EXERCISE INPUT:
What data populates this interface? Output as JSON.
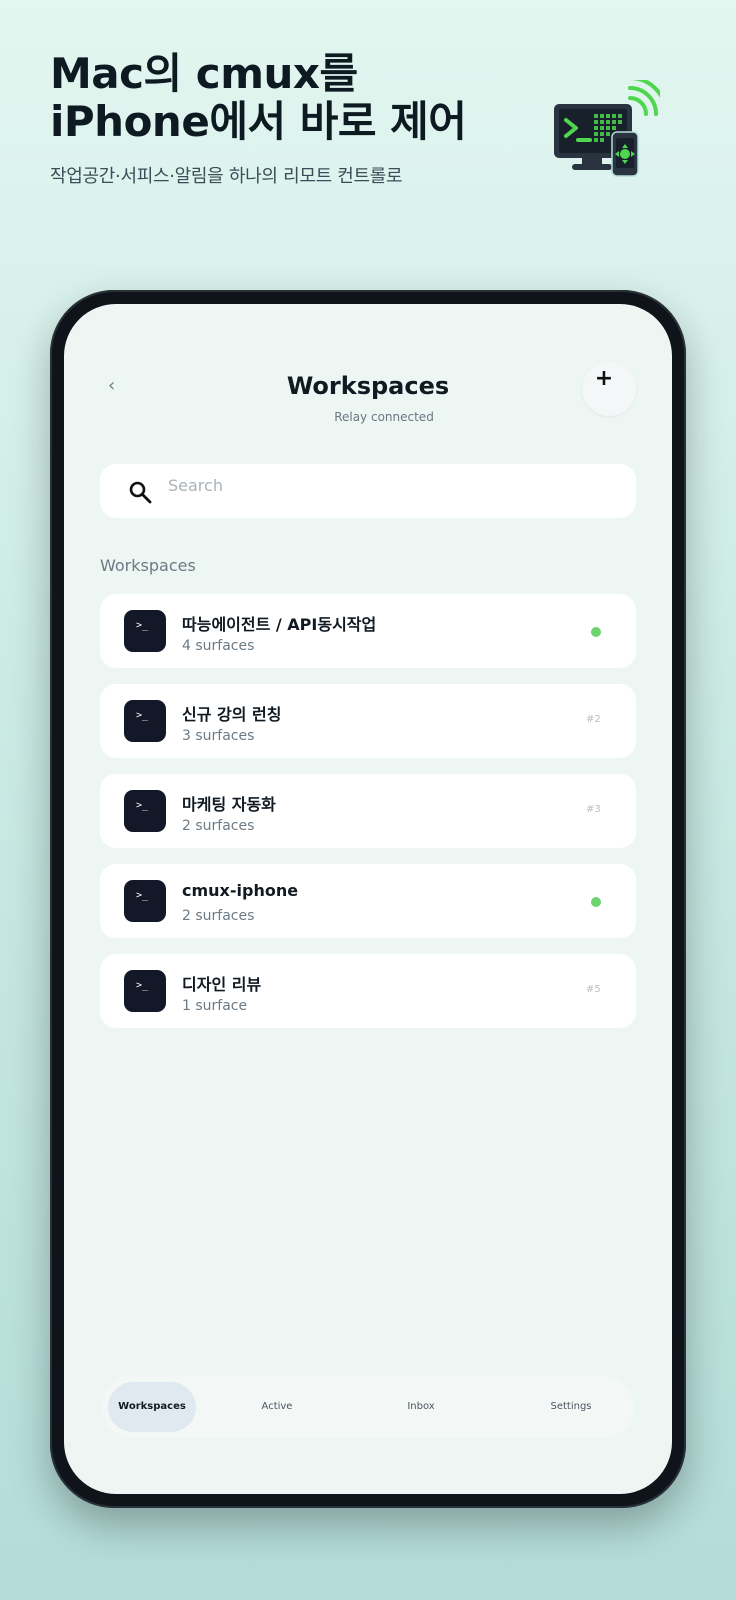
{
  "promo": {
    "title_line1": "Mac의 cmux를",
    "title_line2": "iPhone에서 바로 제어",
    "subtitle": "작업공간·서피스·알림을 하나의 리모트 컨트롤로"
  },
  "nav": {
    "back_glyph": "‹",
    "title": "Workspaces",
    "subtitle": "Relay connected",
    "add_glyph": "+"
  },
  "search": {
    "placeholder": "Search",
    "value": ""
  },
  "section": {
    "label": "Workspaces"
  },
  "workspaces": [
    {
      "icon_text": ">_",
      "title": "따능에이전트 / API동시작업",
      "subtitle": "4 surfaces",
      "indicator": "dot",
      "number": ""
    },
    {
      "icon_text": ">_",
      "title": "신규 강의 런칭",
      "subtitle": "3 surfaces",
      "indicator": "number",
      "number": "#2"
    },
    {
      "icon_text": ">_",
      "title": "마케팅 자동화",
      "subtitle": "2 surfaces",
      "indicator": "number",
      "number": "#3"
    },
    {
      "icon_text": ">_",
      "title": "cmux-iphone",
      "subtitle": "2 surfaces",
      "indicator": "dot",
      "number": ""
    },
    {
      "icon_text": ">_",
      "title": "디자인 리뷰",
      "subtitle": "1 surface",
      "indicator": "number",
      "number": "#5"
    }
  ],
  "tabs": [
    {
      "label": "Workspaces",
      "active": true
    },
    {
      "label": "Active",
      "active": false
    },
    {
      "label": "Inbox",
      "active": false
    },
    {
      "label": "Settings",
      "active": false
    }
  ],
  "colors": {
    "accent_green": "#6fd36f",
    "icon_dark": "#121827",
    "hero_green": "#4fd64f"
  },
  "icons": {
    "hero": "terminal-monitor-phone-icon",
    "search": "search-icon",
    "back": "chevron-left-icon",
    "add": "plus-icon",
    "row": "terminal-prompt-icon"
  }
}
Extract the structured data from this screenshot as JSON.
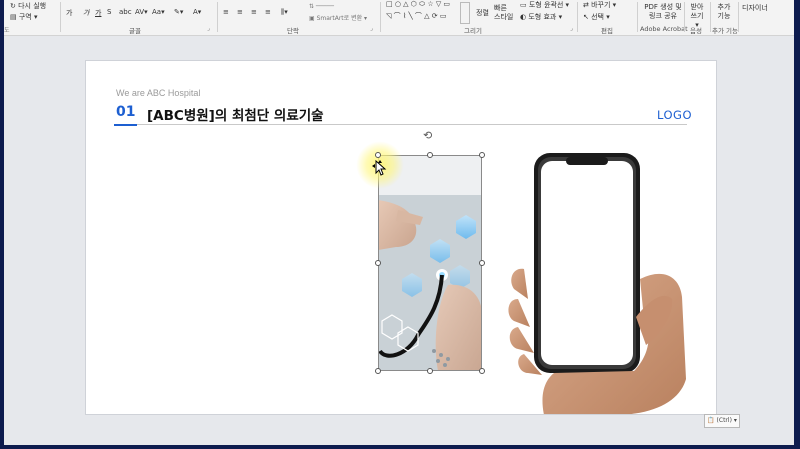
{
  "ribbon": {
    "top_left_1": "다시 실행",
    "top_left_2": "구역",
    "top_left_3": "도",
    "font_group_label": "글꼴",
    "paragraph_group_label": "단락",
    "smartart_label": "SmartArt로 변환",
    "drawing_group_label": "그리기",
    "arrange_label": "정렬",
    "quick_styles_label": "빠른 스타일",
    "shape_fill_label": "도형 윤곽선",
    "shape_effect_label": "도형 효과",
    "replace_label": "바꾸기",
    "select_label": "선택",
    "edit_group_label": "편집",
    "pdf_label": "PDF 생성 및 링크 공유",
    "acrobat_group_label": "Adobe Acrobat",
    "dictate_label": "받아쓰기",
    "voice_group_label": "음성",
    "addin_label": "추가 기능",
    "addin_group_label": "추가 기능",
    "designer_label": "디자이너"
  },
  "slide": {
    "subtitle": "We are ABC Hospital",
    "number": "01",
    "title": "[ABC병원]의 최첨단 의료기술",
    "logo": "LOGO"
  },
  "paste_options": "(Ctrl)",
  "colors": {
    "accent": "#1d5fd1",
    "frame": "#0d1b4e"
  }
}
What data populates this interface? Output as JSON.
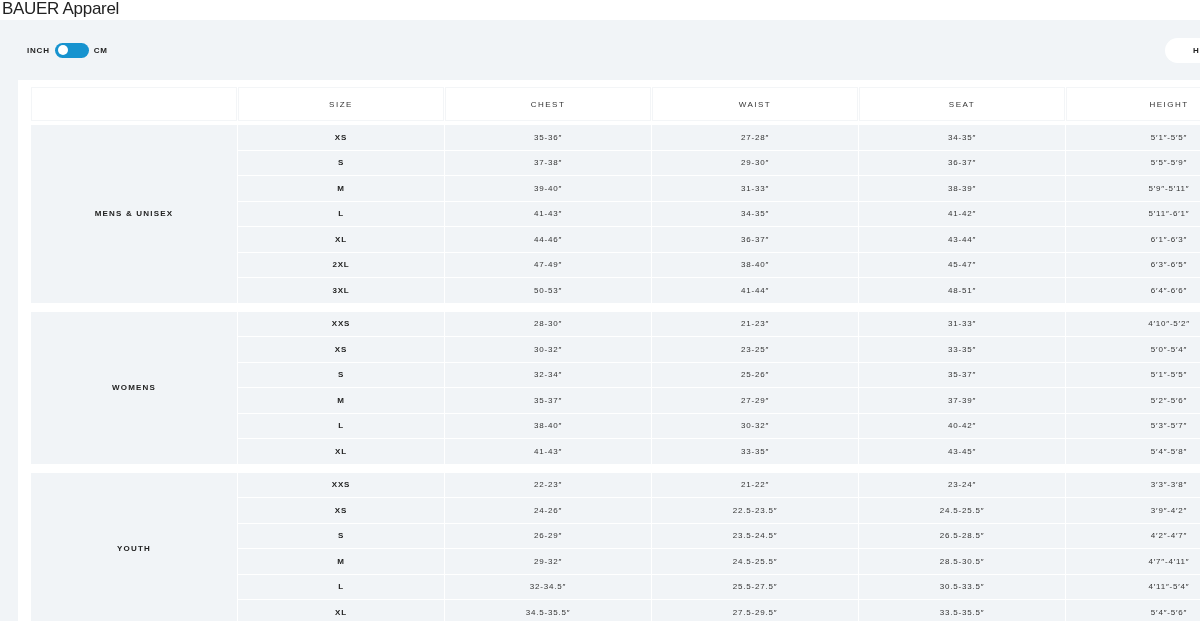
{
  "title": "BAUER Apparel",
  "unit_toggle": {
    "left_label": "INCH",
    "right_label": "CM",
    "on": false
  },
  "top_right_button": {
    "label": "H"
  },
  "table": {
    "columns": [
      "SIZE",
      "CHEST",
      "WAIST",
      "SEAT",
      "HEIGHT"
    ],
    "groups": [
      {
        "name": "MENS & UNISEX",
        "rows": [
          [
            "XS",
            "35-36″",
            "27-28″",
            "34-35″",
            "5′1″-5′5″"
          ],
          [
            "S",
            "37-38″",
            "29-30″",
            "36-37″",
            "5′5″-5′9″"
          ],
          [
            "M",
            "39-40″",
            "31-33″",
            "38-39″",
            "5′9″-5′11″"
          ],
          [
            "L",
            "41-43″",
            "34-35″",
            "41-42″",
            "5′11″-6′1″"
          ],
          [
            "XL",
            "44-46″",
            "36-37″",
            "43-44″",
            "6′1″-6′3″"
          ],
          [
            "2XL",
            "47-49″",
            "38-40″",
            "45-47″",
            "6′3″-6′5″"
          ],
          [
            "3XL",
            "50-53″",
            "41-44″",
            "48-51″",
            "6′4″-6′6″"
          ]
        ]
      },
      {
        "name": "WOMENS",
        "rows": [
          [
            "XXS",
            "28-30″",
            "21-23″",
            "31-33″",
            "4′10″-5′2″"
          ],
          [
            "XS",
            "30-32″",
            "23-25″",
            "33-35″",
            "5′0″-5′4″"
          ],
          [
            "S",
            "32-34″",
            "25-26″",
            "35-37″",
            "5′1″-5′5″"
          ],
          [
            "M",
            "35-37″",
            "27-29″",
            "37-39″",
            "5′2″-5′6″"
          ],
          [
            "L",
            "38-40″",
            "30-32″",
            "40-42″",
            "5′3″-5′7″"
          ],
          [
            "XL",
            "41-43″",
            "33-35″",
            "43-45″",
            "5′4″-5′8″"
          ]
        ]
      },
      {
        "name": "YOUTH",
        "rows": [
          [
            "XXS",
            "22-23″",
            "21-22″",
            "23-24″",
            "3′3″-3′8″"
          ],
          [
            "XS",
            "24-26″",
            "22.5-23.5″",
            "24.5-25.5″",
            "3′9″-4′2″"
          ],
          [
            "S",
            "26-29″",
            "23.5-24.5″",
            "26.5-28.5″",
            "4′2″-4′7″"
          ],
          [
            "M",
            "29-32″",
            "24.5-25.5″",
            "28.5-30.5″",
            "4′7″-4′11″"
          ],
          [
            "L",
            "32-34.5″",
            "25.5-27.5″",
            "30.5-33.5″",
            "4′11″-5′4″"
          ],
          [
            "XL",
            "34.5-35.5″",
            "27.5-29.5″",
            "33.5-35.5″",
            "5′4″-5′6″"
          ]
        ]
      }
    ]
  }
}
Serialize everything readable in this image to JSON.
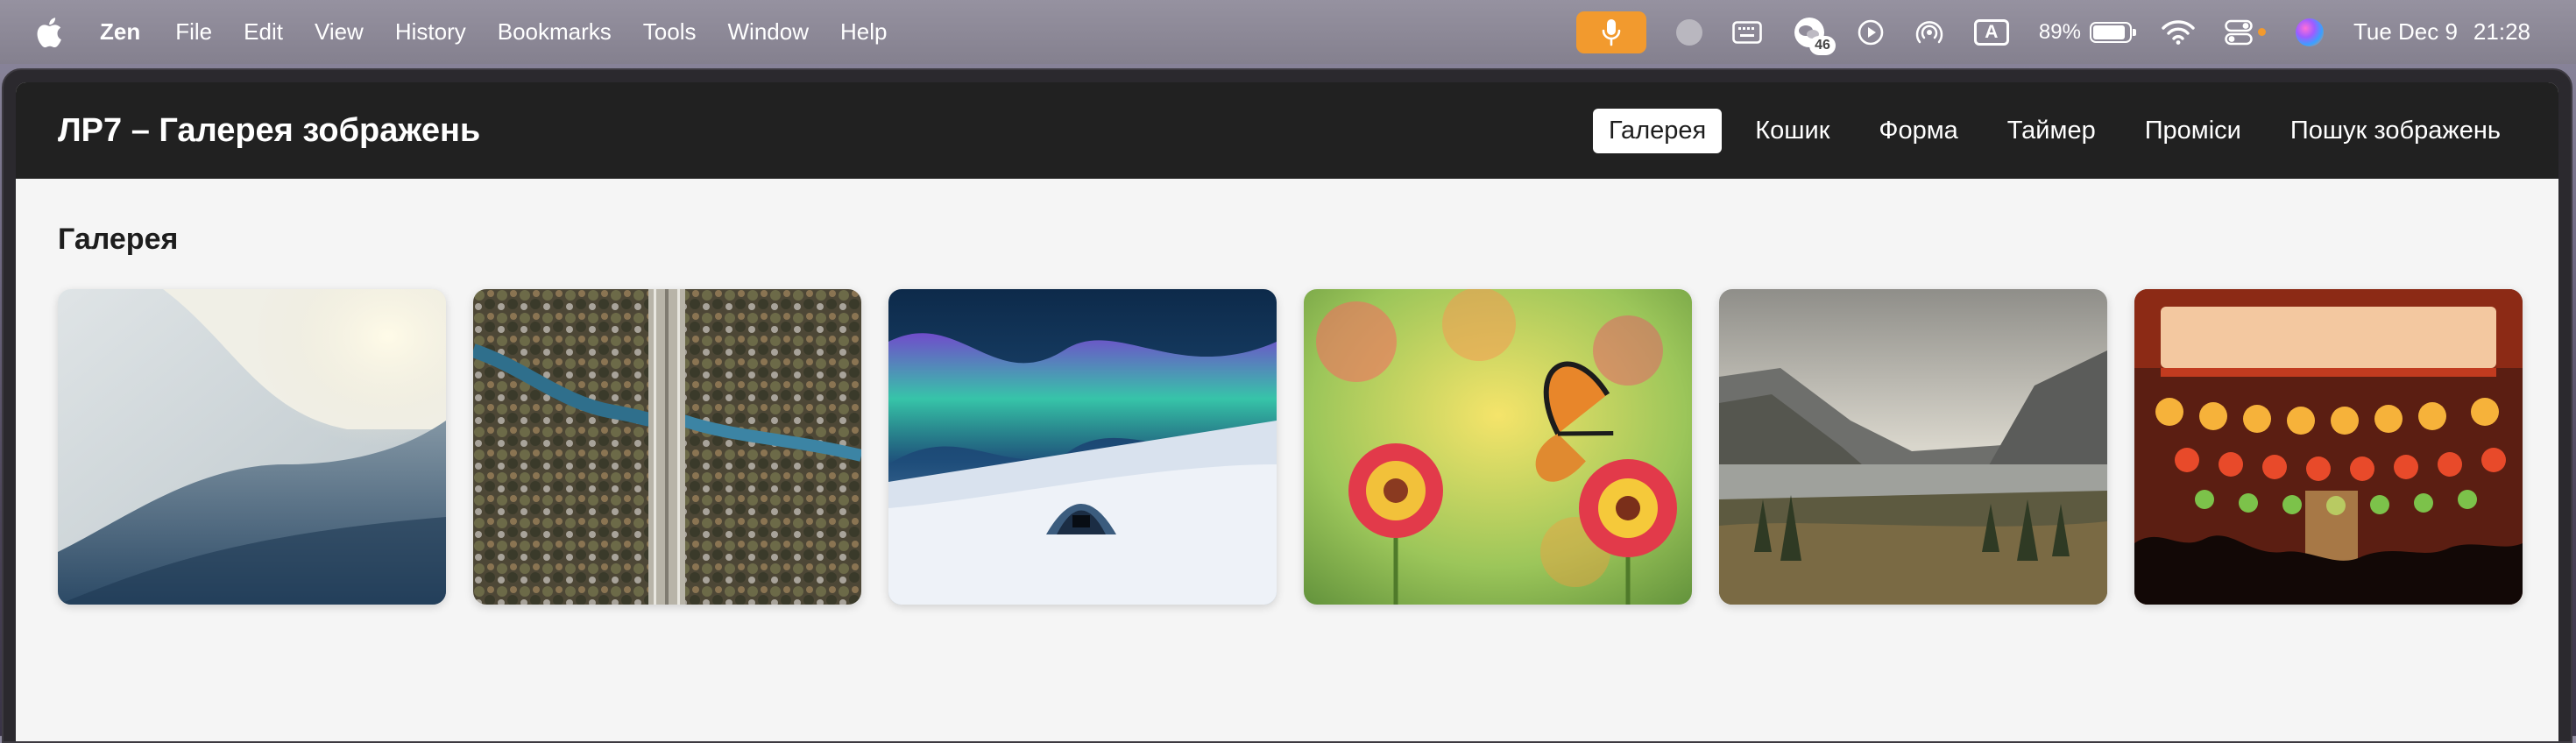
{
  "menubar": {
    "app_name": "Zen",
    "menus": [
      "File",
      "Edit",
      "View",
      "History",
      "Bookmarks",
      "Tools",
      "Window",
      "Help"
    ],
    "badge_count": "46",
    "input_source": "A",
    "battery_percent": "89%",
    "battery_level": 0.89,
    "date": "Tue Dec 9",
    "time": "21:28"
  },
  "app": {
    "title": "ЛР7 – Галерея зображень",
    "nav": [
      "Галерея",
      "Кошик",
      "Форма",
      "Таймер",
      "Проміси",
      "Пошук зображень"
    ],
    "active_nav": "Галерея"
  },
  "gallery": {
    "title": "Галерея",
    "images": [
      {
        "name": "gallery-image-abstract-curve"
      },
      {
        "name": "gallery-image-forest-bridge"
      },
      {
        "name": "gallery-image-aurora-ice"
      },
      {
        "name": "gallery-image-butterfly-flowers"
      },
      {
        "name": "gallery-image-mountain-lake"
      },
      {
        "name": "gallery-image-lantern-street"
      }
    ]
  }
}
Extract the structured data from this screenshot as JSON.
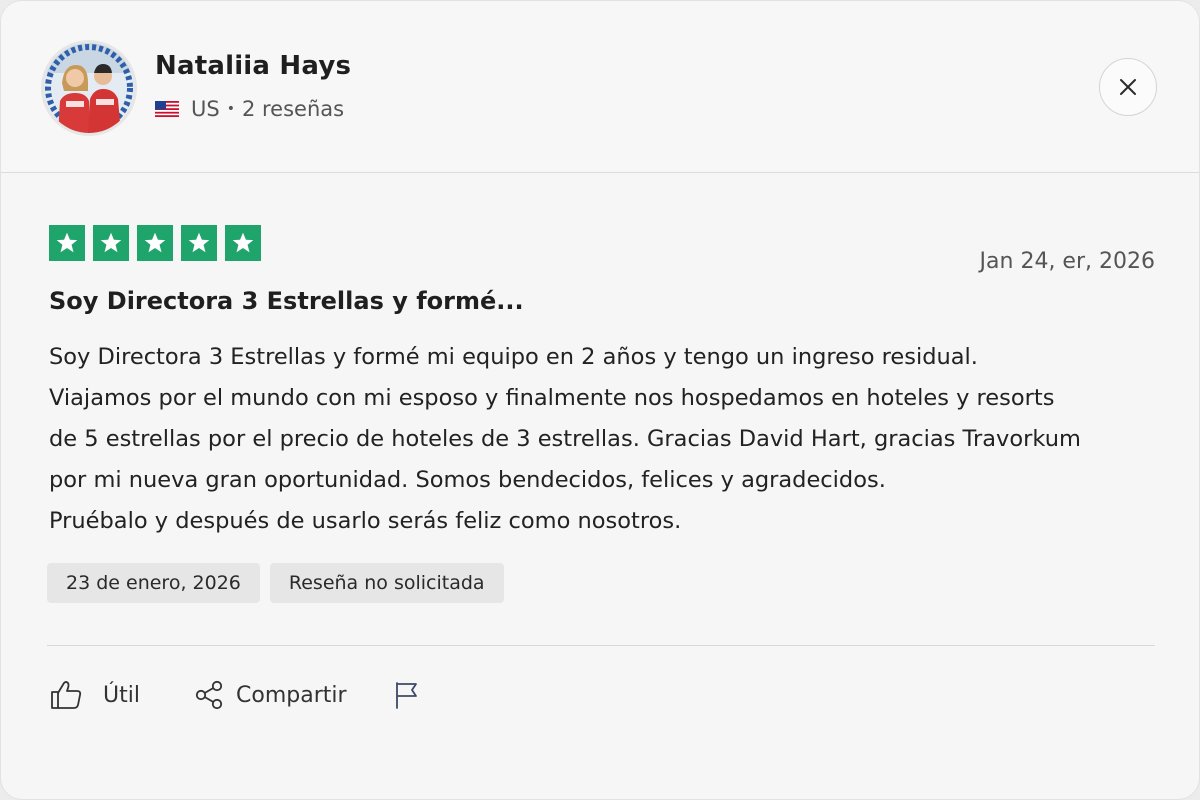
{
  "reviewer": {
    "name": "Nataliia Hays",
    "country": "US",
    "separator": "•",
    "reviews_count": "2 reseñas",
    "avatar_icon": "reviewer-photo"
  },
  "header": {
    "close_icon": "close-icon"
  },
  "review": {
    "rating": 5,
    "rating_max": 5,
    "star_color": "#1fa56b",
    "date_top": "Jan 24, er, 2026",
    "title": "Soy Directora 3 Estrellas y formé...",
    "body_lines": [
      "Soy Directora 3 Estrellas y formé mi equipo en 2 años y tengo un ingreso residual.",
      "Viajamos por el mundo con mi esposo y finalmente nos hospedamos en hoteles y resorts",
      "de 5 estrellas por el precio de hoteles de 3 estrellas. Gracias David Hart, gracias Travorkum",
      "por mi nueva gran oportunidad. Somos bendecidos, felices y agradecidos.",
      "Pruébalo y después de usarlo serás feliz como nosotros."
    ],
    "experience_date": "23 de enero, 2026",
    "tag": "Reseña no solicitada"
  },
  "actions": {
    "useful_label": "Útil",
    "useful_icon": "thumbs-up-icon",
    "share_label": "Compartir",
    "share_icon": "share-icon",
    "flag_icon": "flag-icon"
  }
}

GOAL:
Extract each line from the listing that holds the word "subtitle".

THE OUTPUT:
    "subtitle": "작업공간·서피스·알림을 하나의 리모트 컨트롤로"
    "subtitle": "Relay connected",
      "subtitle": "4 surfaces",
      "subtitle": "3 surfaces",
      "subtitle": "2 surfaces",
      "subtitle": "2 surfaces",
      "subtitle": "1 surface",
    "subtitle": "We are ABC Hospital",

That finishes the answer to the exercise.